■ REQUIREMENT:
Below is a listing. Gather each line of it that contains "JSON".
* Begin STORED ROWS *
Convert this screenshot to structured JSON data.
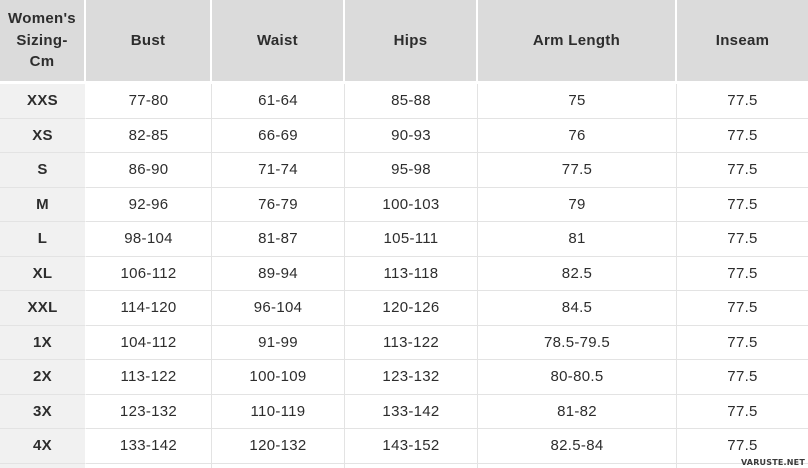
{
  "table": {
    "corner_header": "Women's Sizing- Cm",
    "columns": [
      "Bust",
      "Waist",
      "Hips",
      "Arm Length",
      "Inseam"
    ],
    "rows": [
      {
        "size": "XXS",
        "values": [
          "77-80",
          "61-64",
          "85-88",
          "75",
          "77.5"
        ]
      },
      {
        "size": "XS",
        "values": [
          "82-85",
          "66-69",
          "90-93",
          "76",
          "77.5"
        ]
      },
      {
        "size": "S",
        "values": [
          "86-90",
          "71-74",
          "95-98",
          "77.5",
          "77.5"
        ]
      },
      {
        "size": "M",
        "values": [
          "92-96",
          "76-79",
          "100-103",
          "79",
          "77.5"
        ]
      },
      {
        "size": "L",
        "values": [
          "98-104",
          "81-87",
          "105-111",
          "81",
          "77.5"
        ]
      },
      {
        "size": "XL",
        "values": [
          "106-112",
          "89-94",
          "113-118",
          "82.5",
          "77.5"
        ]
      },
      {
        "size": "XXL",
        "values": [
          "114-120",
          "96-104",
          "120-126",
          "84.5",
          "77.5"
        ]
      },
      {
        "size": "1X",
        "values": [
          "104-112",
          "91-99",
          "113-122",
          "78.5-79.5",
          "77.5"
        ]
      },
      {
        "size": "2X",
        "values": [
          "113-122",
          "100-109",
          "123-132",
          "80-80.5",
          "77.5"
        ]
      },
      {
        "size": "3X",
        "values": [
          "123-132",
          "110-119",
          "133-142",
          "81-82",
          "77.5"
        ]
      },
      {
        "size": "4X",
        "values": [
          "133-142",
          "120-132",
          "143-152",
          "82.5-84",
          "77.5"
        ]
      }
    ]
  },
  "watermark": "VARUSTE.NET",
  "colors": {
    "header_bg": "#dbdbdb",
    "size_column_bg": "#f1f1f1",
    "cell_bg": "#ffffff",
    "border": "#e3e3e3",
    "text": "#2d2d2d"
  }
}
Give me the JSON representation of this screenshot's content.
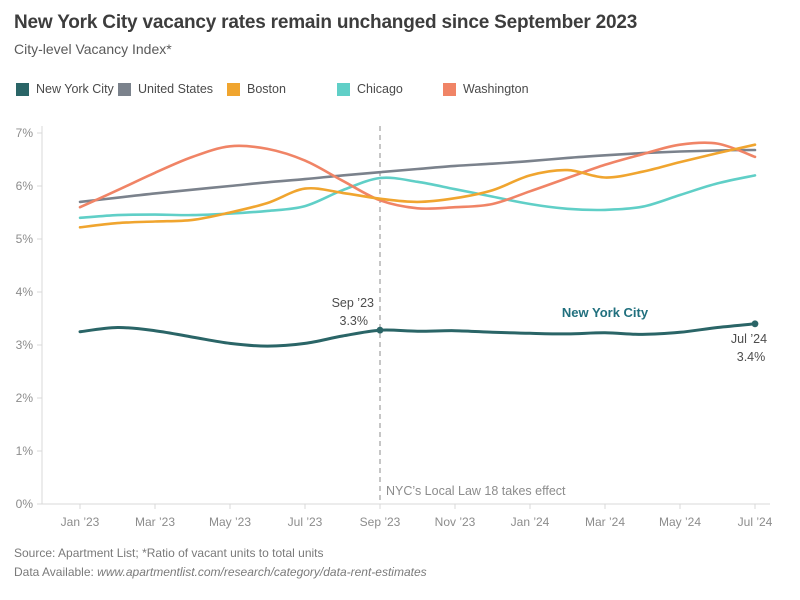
{
  "header": {
    "title": "New York City vacancy rates remain unchanged since September 2023",
    "subtitle": "City-level Vacancy Index*"
  },
  "legend": {
    "items": [
      {
        "label": "New York City",
        "color": "#2a6567"
      },
      {
        "label": "United States",
        "color": "#7b828c"
      },
      {
        "label": "Boston",
        "color": "#f0a52f"
      },
      {
        "label": "Chicago",
        "color": "#60cfc7"
      },
      {
        "label": "Washington",
        "color": "#f08466"
      }
    ]
  },
  "chart_data": {
    "type": "line",
    "title": "New York City vacancy rates remain unchanged since September 2023",
    "subtitle": "City-level Vacancy Index*",
    "x": [
      "Jan ’23",
      "Feb ’23",
      "Mar ’23",
      "Apr ’23",
      "May ’23",
      "Jun ’23",
      "Jul ’23",
      "Aug ’23",
      "Sep ’23",
      "Oct ’23",
      "Nov ’23",
      "Dec ’23",
      "Jan ’24",
      "Feb ’24",
      "Mar ’24",
      "Apr ’24",
      "May ’24",
      "Jun ’24",
      "Jul ’24"
    ],
    "x_tick_labels": [
      "Jan ’23",
      "Mar ’23",
      "May ’23",
      "Jul ’23",
      "Sep ’23",
      "Nov ’23",
      "Jan ’24",
      "Mar ’24",
      "May ’24",
      "Jul ’24"
    ],
    "y_ticks": [
      "0%",
      "1%",
      "2%",
      "3%",
      "4%",
      "5%",
      "6%",
      "7%"
    ],
    "ylim": [
      0,
      7
    ],
    "grid": false,
    "legend_position": "top",
    "series": [
      {
        "name": "United States",
        "color": "#7b828c",
        "width": 2.6,
        "values": [
          5.7,
          5.78,
          5.86,
          5.93,
          6.0,
          6.07,
          6.13,
          6.2,
          6.26,
          6.32,
          6.38,
          6.42,
          6.47,
          6.53,
          6.58,
          6.62,
          6.65,
          6.67,
          6.68
        ]
      },
      {
        "name": "Chicago",
        "color": "#60cfc7",
        "width": 2.6,
        "values": [
          5.4,
          5.45,
          5.46,
          5.45,
          5.48,
          5.53,
          5.62,
          5.92,
          6.15,
          6.08,
          5.94,
          5.8,
          5.66,
          5.57,
          5.55,
          5.61,
          5.83,
          6.05,
          6.2
        ]
      },
      {
        "name": "Washington",
        "color": "#f08466",
        "width": 2.6,
        "values": [
          5.6,
          5.92,
          6.25,
          6.55,
          6.75,
          6.7,
          6.48,
          6.1,
          5.73,
          5.58,
          5.6,
          5.66,
          5.9,
          6.15,
          6.4,
          6.6,
          6.78,
          6.8,
          6.55
        ]
      },
      {
        "name": "Boston",
        "color": "#f0a52f",
        "width": 2.6,
        "values": [
          5.22,
          5.3,
          5.33,
          5.36,
          5.5,
          5.68,
          5.95,
          5.87,
          5.76,
          5.7,
          5.77,
          5.92,
          6.2,
          6.3,
          6.16,
          6.27,
          6.45,
          6.62,
          6.78
        ]
      },
      {
        "name": "New York City",
        "color": "#2a6567",
        "width": 3,
        "values": [
          3.25,
          3.33,
          3.27,
          3.15,
          3.03,
          2.98,
          3.03,
          3.17,
          3.28,
          3.26,
          3.27,
          3.24,
          3.22,
          3.21,
          3.23,
          3.2,
          3.24,
          3.33,
          3.4
        ]
      }
    ],
    "markers": [
      {
        "series": "New York City",
        "x_index": 8,
        "value": 3.28
      },
      {
        "series": "New York City",
        "x_index": 18,
        "value": 3.4
      }
    ],
    "reference_line": {
      "x_index": 8,
      "style": "dashed",
      "label": "NYC’s Local Law 18 takes effect"
    },
    "annotations": [
      {
        "id": "sep-callout",
        "lines": [
          "Sep ’23",
          "3.3%"
        ],
        "color": "#4d4d4d"
      },
      {
        "id": "series-label-nyc",
        "text": "New York City",
        "color": "#21707e"
      },
      {
        "id": "jul-callout",
        "lines": [
          "Jul ’24",
          "3.4%"
        ],
        "color": "#4d4d4d"
      }
    ]
  },
  "footer": {
    "source": "Source: Apartment List; *Ratio of vacant units to total units",
    "data_available_label": "Data Available: ",
    "data_available_url": "www.apartmentlist.com/research/category/data-rent-estimates"
  }
}
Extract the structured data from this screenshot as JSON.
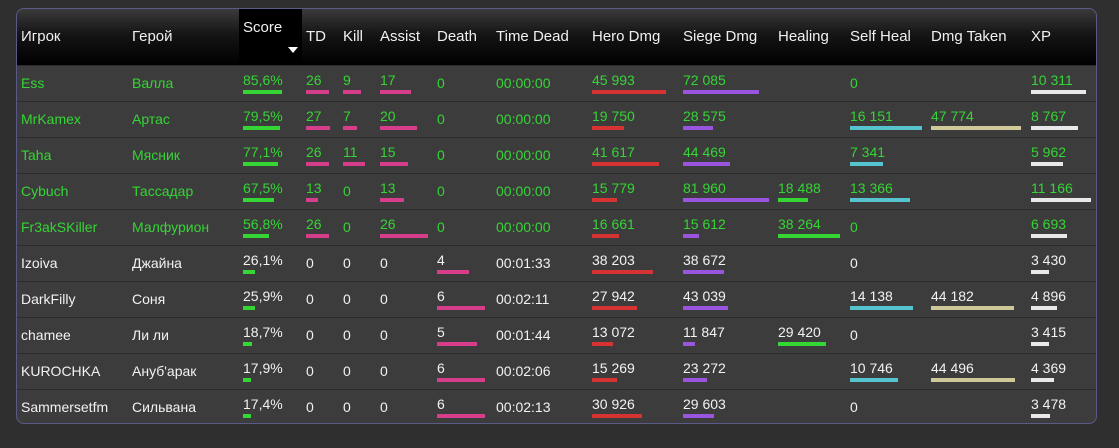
{
  "headers": {
    "player": "Игрок",
    "hero": "Герой",
    "score": "Score",
    "td": "TD",
    "kill": "Kill",
    "assist": "Assist",
    "death": "Death",
    "time_dead": "Time Dead",
    "hero_dmg": "Hero Dmg",
    "siege_dmg": "Siege Dmg",
    "healing": "Healing",
    "self_heal": "Self Heal",
    "dmg_taken": "Dmg Taken",
    "xp": "XP"
  },
  "colors": {
    "winner_text": "#35d535",
    "loser_text": "#f2f2f2",
    "score_bar": "#35d535",
    "kda_bar": "#d63e8c",
    "hero_dmg_bar": "#d63333",
    "siege_dmg_bar": "#9a55e0",
    "healing_bar": "#35d535",
    "self_heal_bar": "#56c4cf",
    "dmg_taken_bar": "#cfc99a",
    "xp_bar": "#e8e8e8"
  },
  "rows": [
    {
      "winner": true,
      "player": "Ess",
      "hero": "Валла",
      "score": "85,6%",
      "td": "26",
      "kill": "9",
      "assist": "17",
      "death": "0",
      "time_dead": "00:00:00",
      "hero_dmg": "45 993",
      "siege_dmg": "72 085",
      "healing": "",
      "self_heal": "0",
      "dmg_taken": "",
      "xp": "10 311"
    },
    {
      "winner": true,
      "player": "MrKamex",
      "hero": "Артас",
      "score": "79,5%",
      "td": "27",
      "kill": "7",
      "assist": "20",
      "death": "0",
      "time_dead": "00:00:00",
      "hero_dmg": "19 750",
      "siege_dmg": "28 575",
      "healing": "",
      "self_heal": "16 151",
      "dmg_taken": "47 774",
      "xp": "8 767"
    },
    {
      "winner": true,
      "player": "Taha",
      "hero": "Мясник",
      "score": "77,1%",
      "td": "26",
      "kill": "11",
      "assist": "15",
      "death": "0",
      "time_dead": "00:00:00",
      "hero_dmg": "41 617",
      "siege_dmg": "44 469",
      "healing": "",
      "self_heal": "7 341",
      "dmg_taken": "",
      "xp": "5 962"
    },
    {
      "winner": true,
      "player": "Cybuch",
      "hero": "Тассадар",
      "score": "67,5%",
      "td": "13",
      "kill": "0",
      "assist": "13",
      "death": "0",
      "time_dead": "00:00:00",
      "hero_dmg": "15 779",
      "siege_dmg": "81 960",
      "healing": "18 488",
      "self_heal": "13 366",
      "dmg_taken": "",
      "xp": "11 166"
    },
    {
      "winner": true,
      "player": "Fr3akSKiller",
      "hero": "Малфурион",
      "score": "56,8%",
      "td": "26",
      "kill": "0",
      "assist": "26",
      "death": "0",
      "time_dead": "00:00:00",
      "hero_dmg": "16 661",
      "siege_dmg": "15 612",
      "healing": "38 264",
      "self_heal": "0",
      "dmg_taken": "",
      "xp": "6 693"
    },
    {
      "winner": false,
      "player": "Izoiva",
      "hero": "Джайна",
      "score": "26,1%",
      "td": "0",
      "kill": "0",
      "assist": "0",
      "death": "4",
      "time_dead": "00:01:33",
      "hero_dmg": "38 203",
      "siege_dmg": "38 672",
      "healing": "",
      "self_heal": "0",
      "dmg_taken": "",
      "xp": "3 430"
    },
    {
      "winner": false,
      "player": "DarkFilly",
      "hero": "Соня",
      "score": "25,9%",
      "td": "0",
      "kill": "0",
      "assist": "0",
      "death": "6",
      "time_dead": "00:02:11",
      "hero_dmg": "27 942",
      "siege_dmg": "43 039",
      "healing": "",
      "self_heal": "14 138",
      "dmg_taken": "44 182",
      "xp": "4 896"
    },
    {
      "winner": false,
      "player": "chamee",
      "hero": "Ли ли",
      "score": "18,7%",
      "td": "0",
      "kill": "0",
      "assist": "0",
      "death": "5",
      "time_dead": "00:01:44",
      "hero_dmg": "13 072",
      "siege_dmg": "11 847",
      "healing": "29 420",
      "self_heal": "0",
      "dmg_taken": "",
      "xp": "3 415"
    },
    {
      "winner": false,
      "player": "KUROCHKA",
      "hero": "Ануб'арак",
      "score": "17,9%",
      "td": "0",
      "kill": "0",
      "assist": "0",
      "death": "6",
      "time_dead": "00:02:06",
      "hero_dmg": "15 269",
      "siege_dmg": "23 272",
      "healing": "",
      "self_heal": "10 746",
      "dmg_taken": "44 496",
      "xp": "4 369"
    },
    {
      "winner": false,
      "player": "Sammersetfm",
      "hero": "Сильвана",
      "score": "17,4%",
      "td": "0",
      "kill": "0",
      "assist": "0",
      "death": "6",
      "time_dead": "00:02:13",
      "hero_dmg": "30 926",
      "siege_dmg": "29 603",
      "healing": "",
      "self_heal": "0",
      "dmg_taken": "",
      "xp": "3 478"
    }
  ]
}
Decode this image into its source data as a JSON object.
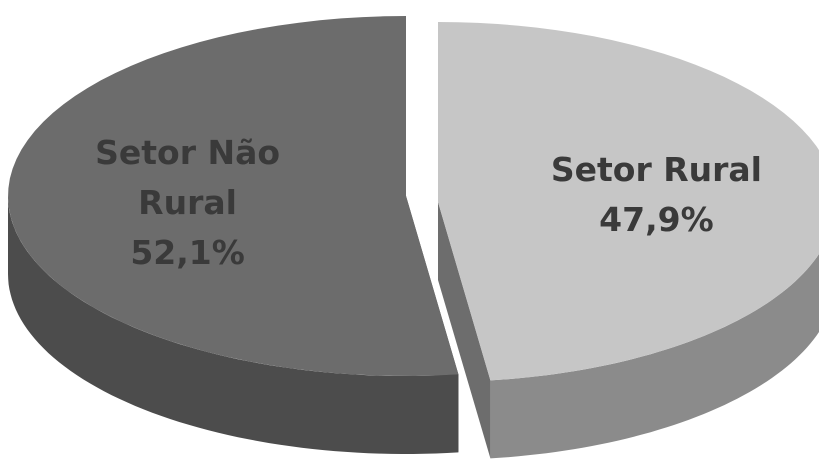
{
  "chart_data": {
    "type": "pie",
    "categories": [
      "Setor Não Rural",
      "Setor Rural"
    ],
    "values": [
      52.1,
      47.9
    ],
    "value_labels": [
      "52,1%",
      "47,9%"
    ],
    "colors": [
      "#6c6c6c",
      "#c6c6c6"
    ]
  }
}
* End STORED ROWS *
■ ANSWER TO THE TASK:
Convert this screenshot to structured JSON data.
Give me the JSON representation of this screenshot's content.
Extract the structured data from this screenshot as JSON.
Decode this image into its source data as a JSON object.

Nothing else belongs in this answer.